Bounding box prediction data:

^^^^

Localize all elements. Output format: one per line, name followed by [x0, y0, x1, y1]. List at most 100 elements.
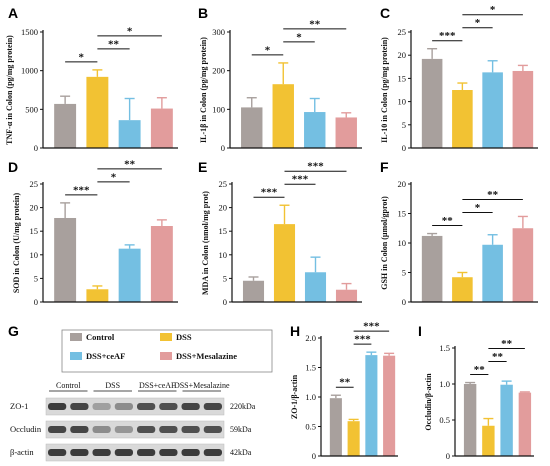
significance-label: **	[501, 338, 513, 350]
blot-band	[181, 403, 200, 410]
y-tick-label: 1.5	[439, 343, 450, 353]
y-tick-label: 15	[30, 226, 39, 236]
legend-swatch	[160, 352, 172, 360]
bar-e-2	[304, 272, 327, 302]
bar-h-3	[383, 355, 396, 456]
bar-e-0	[242, 280, 265, 302]
bar-i-0	[463, 384, 477, 456]
y-axis-label: ZO-1/β-actin	[290, 374, 299, 419]
bar-h-0	[329, 398, 342, 456]
y-tick-label: 5	[34, 273, 38, 283]
blot-band	[114, 426, 133, 433]
blot-band	[137, 403, 156, 410]
panel-letter: H	[290, 323, 300, 339]
bar-i-1	[482, 425, 495, 456]
blot-mw-label: 59kDa	[230, 425, 252, 434]
y-tick-label: 0.5	[305, 422, 316, 432]
bar-f-0	[421, 235, 443, 302]
significance-label: **	[474, 364, 486, 376]
legend-swatch	[160, 333, 172, 341]
y-tick-label: 20	[398, 50, 407, 60]
bar-b-0	[241, 107, 263, 148]
legend-entry: DSS+ceAF	[86, 351, 125, 361]
blot-protein-label: ZO-1	[10, 401, 28, 411]
blot-band	[203, 426, 222, 433]
y-tick-label: 0	[223, 297, 227, 307]
y-tick-label: 20	[30, 203, 39, 213]
bar-d-1	[86, 289, 109, 302]
significance-label: *	[296, 31, 302, 43]
significance-label: **	[108, 38, 120, 50]
y-tick-label: 0	[446, 451, 450, 461]
chart-panel-a: A 0 500 1000 1500 TNF-α in Colon (pg/mg prote…	[5, 5, 178, 153]
legend-entry: DSS	[176, 332, 192, 342]
y-axis-label: SOD in Colon (U/mg protein)	[12, 193, 21, 294]
bar-c-3	[512, 70, 534, 148]
chart-panel-b: B 0 100 200 300 IL-1β in Colon (pg/mg protein…	[198, 5, 362, 153]
blot-band	[159, 403, 178, 410]
bar-a-2	[118, 120, 141, 148]
significance-label: **	[309, 18, 321, 30]
blot-group-label: DSS	[105, 381, 120, 390]
y-tick-label: 10	[398, 238, 407, 248]
blot-band	[203, 449, 222, 456]
blot-band	[70, 449, 89, 456]
bar-d-0	[54, 217, 77, 302]
blot-strip	[45, 397, 225, 416]
panel-letter: D	[8, 159, 18, 175]
bar-f-1	[452, 277, 473, 302]
blot-band	[159, 449, 178, 456]
blot-band	[137, 426, 156, 433]
y-axis-label: GSH in Colon (μmol/gprot)	[380, 196, 389, 290]
blot-band	[92, 426, 111, 433]
y-tick-label: 500	[25, 104, 38, 114]
bar-f-2	[482, 244, 503, 302]
bar-e-3	[335, 289, 358, 302]
blot-mw-label: 42kDa	[230, 448, 252, 457]
y-axis-label: IL-10 in Colon (pg/mg protein)	[380, 37, 389, 143]
panel-letter: A	[8, 5, 18, 21]
legend-swatch	[70, 333, 82, 341]
y-tick-label: 1.0	[305, 392, 316, 402]
y-tick-label: 1.5	[305, 363, 316, 373]
bar-a-0	[54, 103, 77, 148]
bar-c-1	[452, 90, 473, 148]
significance-label: *	[265, 44, 271, 56]
y-tick-label: 5	[402, 268, 406, 278]
y-tick-label: 0	[34, 297, 38, 307]
panel-letter: F	[380, 159, 389, 175]
bar-f-3	[512, 228, 534, 302]
blot-band	[203, 403, 222, 410]
blot-band	[114, 449, 133, 456]
y-tick-label: 5	[223, 273, 227, 283]
significance-label: *	[490, 4, 496, 16]
y-tick-label: 0	[34, 143, 38, 153]
y-tick-label: 15	[219, 226, 228, 236]
y-axis-label: MDA in Colon (nmol/mg prot)	[201, 191, 210, 295]
y-tick-label: 0	[402, 143, 406, 153]
y-tick-label: 200	[212, 66, 225, 76]
chart-panel-e: E 0 5 10 15 20 25 MDA in Colon (nmol/mg prot) **…	[198, 159, 362, 307]
y-tick-label: 15	[398, 73, 407, 83]
significance-label: **	[487, 189, 499, 201]
blot-band	[48, 403, 67, 410]
blot-band	[114, 403, 133, 410]
bar-b-3	[335, 117, 357, 148]
blot-band	[70, 426, 89, 433]
y-tick-label: 25	[398, 27, 407, 37]
y-axis-label: TNF-α in Colon (pg/mg protein)	[5, 35, 14, 145]
blot-band	[48, 449, 67, 456]
blot-group-label: DSS+Mesalazine	[174, 381, 230, 390]
panel-letter: C	[380, 5, 390, 21]
bar-e-1	[273, 224, 296, 302]
significance-label: ***	[363, 321, 380, 333]
y-axis-label: IL-1β in Colon (pg/mg protein)	[199, 37, 208, 143]
blot-band	[70, 403, 89, 410]
y-tick-label: 1.0	[439, 379, 450, 389]
legend-entry: Control	[86, 332, 115, 342]
y-tick-label: 0.5	[439, 415, 450, 425]
y-tick-label: 25	[30, 179, 39, 189]
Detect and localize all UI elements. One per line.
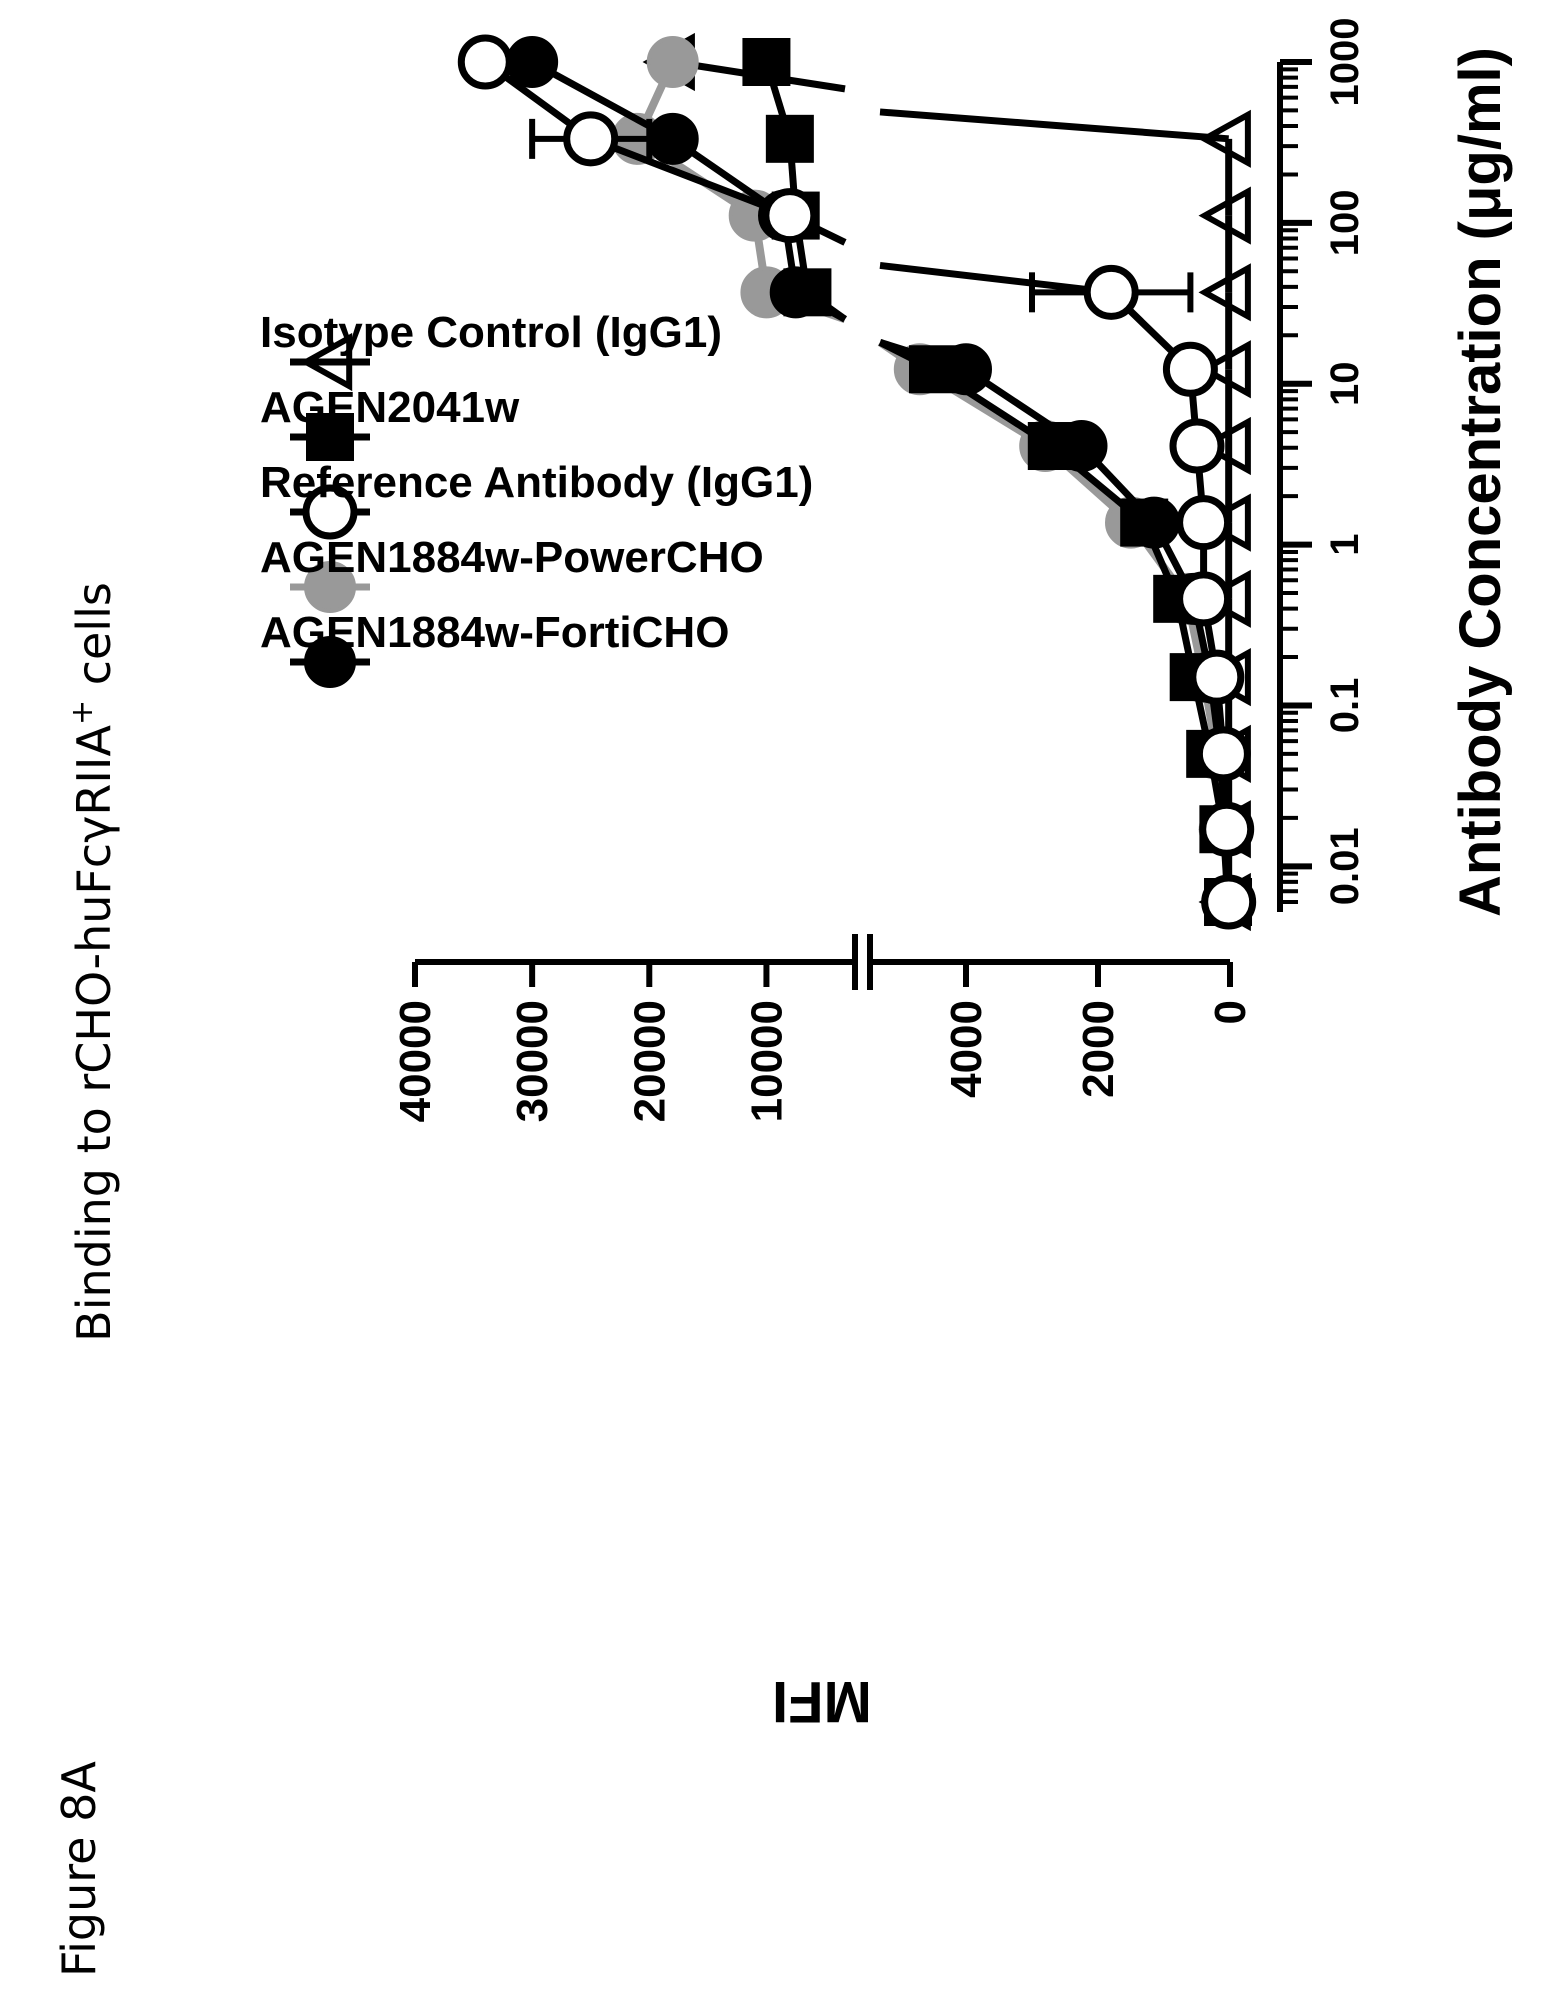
y-tick-label: 30000 (508, 1000, 557, 1122)
data-point (762, 188, 818, 244)
plot-area (457, 32, 1257, 932)
series-line (879, 261, 1112, 296)
data-point (1176, 571, 1232, 627)
figure-label: Figure 8A (52, 1761, 106, 1977)
y-tick-label: 40000 (391, 1000, 440, 1122)
data-point (457, 34, 513, 90)
legend-label: AGEN1884w-PowerCHO (260, 533, 764, 582)
x-tick-label: 10 (1323, 361, 1367, 406)
chart-title: Binding to rCHO-huFcγRIIA+ cells (65, 582, 121, 1342)
x-tick-label: 0.1 (1323, 678, 1367, 734)
data-point (1128, 496, 1181, 549)
x-tick-label: 1000 (1323, 18, 1367, 107)
data-point (563, 111, 619, 167)
legend-item: AGEN1884w-PowerCHO (260, 533, 764, 613)
legend-label: Isotype Control (IgG1) (260, 308, 722, 357)
data-point (1199, 801, 1255, 857)
legend-marker (299, 332, 353, 392)
data-point (1083, 264, 1139, 320)
data-point (646, 112, 699, 165)
data-point (1195, 726, 1251, 782)
data-point (1198, 186, 1251, 245)
y-tick-label: 4000 (942, 1000, 991, 1098)
data-point (646, 36, 699, 88)
data-point (742, 38, 791, 86)
legend-label: AGEN2041w (260, 383, 520, 432)
data-point (1201, 874, 1257, 930)
data-point (1169, 418, 1225, 474)
x-axis-label: Antibody Concentration (μg/ml) (1448, 47, 1513, 917)
y-tick-label: 10000 (742, 1000, 791, 1122)
data-point (1176, 495, 1232, 551)
legend-marker (304, 636, 356, 688)
x-tick-label: 100 (1323, 189, 1367, 256)
legend-item: Isotype Control (IgG1) (260, 308, 722, 392)
data-point (1198, 263, 1251, 322)
data-point (769, 266, 822, 319)
series-line (589, 135, 792, 219)
data-point (1055, 420, 1108, 473)
series-2 (457, 34, 1257, 930)
legend-marker (304, 561, 356, 613)
axes: 0 2000 4000 10000 20000 30000 40000 0.01 0.1 1 10 1… (391, 18, 1367, 1123)
legend-label: Reference Antibody (IgG1) (260, 458, 813, 507)
y-tick-label: 2000 (1074, 1000, 1123, 1098)
legend-item: AGEN2041w (260, 383, 520, 461)
data-point (1198, 109, 1251, 168)
legend-marker (306, 413, 354, 461)
data-point (506, 36, 559, 88)
data-point (1189, 649, 1245, 705)
legend-label: AGEN1884w-FortiCHO (260, 608, 729, 657)
legend-item: Reference Antibody (IgG1) (260, 458, 813, 540)
x-tick-label: 1 (1323, 533, 1367, 555)
legend-marker (302, 484, 358, 540)
legend: AGEN1884w-FortiCHO AGEN1884w-PowerCHO Refe… (260, 308, 813, 688)
data-point (765, 114, 814, 163)
data-point (940, 343, 992, 396)
data-point (1198, 340, 1251, 399)
y-tick-label: 0 (1206, 1000, 1255, 1024)
data-point (1198, 416, 1251, 476)
x-tick-label: 0.01 (1323, 827, 1367, 905)
y-tick-label: 20000 (625, 1000, 674, 1122)
legend-item: AGEN1884w-FortiCHO (260, 608, 729, 688)
y-axis-label: MFI (772, 1669, 872, 1734)
series-line (879, 108, 1229, 143)
series-3 (742, 38, 1253, 926)
data-point (1162, 341, 1218, 397)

^^^^

■ **What needs to be done**
Where a line above contains the string "panel", copy that line.

■ **Answer section**
panel-letter: H	[290, 323, 300, 339]
chart-panel-a: A 0 500 1000 1500 TNF-α in Colon (pg/mg prote…	[5, 5, 178, 153]
chart-panel-b: B 0 100 200 300 IL-1β in Colon (pg/mg protein…	[198, 5, 362, 153]
panel-letter: D	[8, 159, 18, 175]
panel-letter: A	[8, 5, 18, 21]
panel-letter: F	[380, 159, 389, 175]
chart-panel-e: E 0 5 10 15 20 25 MDA in Colon (nmol/mg prot) **…	[198, 159, 362, 307]
panel-letter: C	[380, 5, 390, 21]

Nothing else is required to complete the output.